Scan the data below and pick out the lines containing the word "Kučera".

——————

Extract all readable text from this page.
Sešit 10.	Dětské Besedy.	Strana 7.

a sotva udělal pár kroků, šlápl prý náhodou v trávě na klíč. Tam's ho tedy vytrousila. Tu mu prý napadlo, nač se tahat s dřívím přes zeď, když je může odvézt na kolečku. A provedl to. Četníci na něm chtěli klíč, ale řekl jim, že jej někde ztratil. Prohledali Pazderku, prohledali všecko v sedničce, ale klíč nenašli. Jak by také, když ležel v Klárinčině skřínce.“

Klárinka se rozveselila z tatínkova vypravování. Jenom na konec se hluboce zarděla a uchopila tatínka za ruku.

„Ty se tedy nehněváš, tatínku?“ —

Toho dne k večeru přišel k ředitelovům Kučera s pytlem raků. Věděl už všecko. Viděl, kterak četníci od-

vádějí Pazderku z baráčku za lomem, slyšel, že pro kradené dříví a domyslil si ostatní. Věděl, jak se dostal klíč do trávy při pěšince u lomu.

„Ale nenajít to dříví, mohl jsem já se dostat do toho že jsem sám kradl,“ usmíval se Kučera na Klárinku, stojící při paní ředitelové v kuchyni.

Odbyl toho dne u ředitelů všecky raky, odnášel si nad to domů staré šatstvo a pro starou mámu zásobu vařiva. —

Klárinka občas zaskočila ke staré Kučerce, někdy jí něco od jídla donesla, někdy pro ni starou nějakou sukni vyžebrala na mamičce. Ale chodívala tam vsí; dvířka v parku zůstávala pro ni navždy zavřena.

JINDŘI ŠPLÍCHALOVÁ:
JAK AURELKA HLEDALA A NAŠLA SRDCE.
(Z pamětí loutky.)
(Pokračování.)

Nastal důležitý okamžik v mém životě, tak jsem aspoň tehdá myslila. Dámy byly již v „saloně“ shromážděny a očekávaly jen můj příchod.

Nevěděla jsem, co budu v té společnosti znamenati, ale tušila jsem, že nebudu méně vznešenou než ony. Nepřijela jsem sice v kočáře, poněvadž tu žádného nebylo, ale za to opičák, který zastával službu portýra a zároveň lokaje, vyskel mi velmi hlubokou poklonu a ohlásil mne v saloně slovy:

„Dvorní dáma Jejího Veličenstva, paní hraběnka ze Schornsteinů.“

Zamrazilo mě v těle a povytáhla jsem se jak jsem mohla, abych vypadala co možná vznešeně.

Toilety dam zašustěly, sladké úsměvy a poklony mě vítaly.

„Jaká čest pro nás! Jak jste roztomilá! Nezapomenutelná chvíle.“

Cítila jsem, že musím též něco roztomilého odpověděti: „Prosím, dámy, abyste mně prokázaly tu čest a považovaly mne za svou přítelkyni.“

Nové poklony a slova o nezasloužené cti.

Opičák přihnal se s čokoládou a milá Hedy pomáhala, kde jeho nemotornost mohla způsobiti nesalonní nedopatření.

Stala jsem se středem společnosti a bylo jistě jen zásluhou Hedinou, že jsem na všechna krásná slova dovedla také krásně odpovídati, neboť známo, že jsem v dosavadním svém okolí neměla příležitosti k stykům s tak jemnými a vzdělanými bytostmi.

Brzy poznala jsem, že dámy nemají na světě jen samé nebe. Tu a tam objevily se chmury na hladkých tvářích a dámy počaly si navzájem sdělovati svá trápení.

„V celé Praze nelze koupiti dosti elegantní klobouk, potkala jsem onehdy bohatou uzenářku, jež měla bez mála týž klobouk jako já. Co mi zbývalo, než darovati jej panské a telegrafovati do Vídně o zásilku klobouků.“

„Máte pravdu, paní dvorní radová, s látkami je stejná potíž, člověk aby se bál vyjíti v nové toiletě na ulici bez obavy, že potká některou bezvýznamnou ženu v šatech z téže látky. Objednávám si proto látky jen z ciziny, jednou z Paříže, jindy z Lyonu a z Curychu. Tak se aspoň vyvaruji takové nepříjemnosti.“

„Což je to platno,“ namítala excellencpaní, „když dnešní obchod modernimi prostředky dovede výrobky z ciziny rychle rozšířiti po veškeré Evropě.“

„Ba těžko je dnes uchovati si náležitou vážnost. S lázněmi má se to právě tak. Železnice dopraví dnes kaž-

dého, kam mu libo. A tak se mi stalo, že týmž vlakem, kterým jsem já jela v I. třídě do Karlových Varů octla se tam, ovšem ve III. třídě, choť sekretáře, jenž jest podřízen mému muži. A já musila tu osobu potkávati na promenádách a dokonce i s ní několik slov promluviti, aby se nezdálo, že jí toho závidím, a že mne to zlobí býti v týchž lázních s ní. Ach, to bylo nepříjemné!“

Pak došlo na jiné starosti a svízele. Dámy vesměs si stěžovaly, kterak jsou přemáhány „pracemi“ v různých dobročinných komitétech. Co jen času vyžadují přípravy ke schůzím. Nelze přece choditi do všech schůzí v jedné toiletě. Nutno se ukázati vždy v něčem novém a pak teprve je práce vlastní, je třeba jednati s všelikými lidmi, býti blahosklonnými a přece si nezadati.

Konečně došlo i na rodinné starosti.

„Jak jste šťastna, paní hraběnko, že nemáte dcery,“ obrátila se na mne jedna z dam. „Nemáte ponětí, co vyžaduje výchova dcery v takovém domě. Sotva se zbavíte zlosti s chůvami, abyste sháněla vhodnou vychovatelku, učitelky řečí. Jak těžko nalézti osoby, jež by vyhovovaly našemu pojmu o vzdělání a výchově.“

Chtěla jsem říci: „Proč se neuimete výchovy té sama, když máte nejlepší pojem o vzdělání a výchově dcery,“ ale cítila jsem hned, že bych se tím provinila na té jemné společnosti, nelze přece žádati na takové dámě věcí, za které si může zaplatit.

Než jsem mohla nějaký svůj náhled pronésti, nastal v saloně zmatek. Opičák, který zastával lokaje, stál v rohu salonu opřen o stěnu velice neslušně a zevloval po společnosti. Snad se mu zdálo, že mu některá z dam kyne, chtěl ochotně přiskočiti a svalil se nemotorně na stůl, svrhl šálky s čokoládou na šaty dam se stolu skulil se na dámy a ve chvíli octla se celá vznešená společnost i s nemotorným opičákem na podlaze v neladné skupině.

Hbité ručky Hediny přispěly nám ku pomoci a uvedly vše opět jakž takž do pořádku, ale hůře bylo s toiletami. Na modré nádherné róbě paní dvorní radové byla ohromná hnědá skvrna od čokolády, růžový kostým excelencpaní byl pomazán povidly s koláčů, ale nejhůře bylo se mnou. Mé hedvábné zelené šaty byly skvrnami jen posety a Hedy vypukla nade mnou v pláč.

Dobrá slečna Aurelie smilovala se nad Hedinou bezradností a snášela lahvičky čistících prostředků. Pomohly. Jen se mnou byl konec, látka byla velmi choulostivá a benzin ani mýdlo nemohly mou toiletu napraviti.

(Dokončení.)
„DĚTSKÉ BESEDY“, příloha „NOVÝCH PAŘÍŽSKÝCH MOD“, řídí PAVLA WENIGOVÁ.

——————

ANSWER:
Toho dne k večeru přišel k ředitelovům Kučera s pytlem raků. Věděl už všecko. Viděl, kterak četníci od-
„Ale nenajít to dříví, mohl jsem já se dostat do toho že jsem sám kradl,“ usmíval se Kučera na Klárinku, stojící při paní ředitelové v kuchyni.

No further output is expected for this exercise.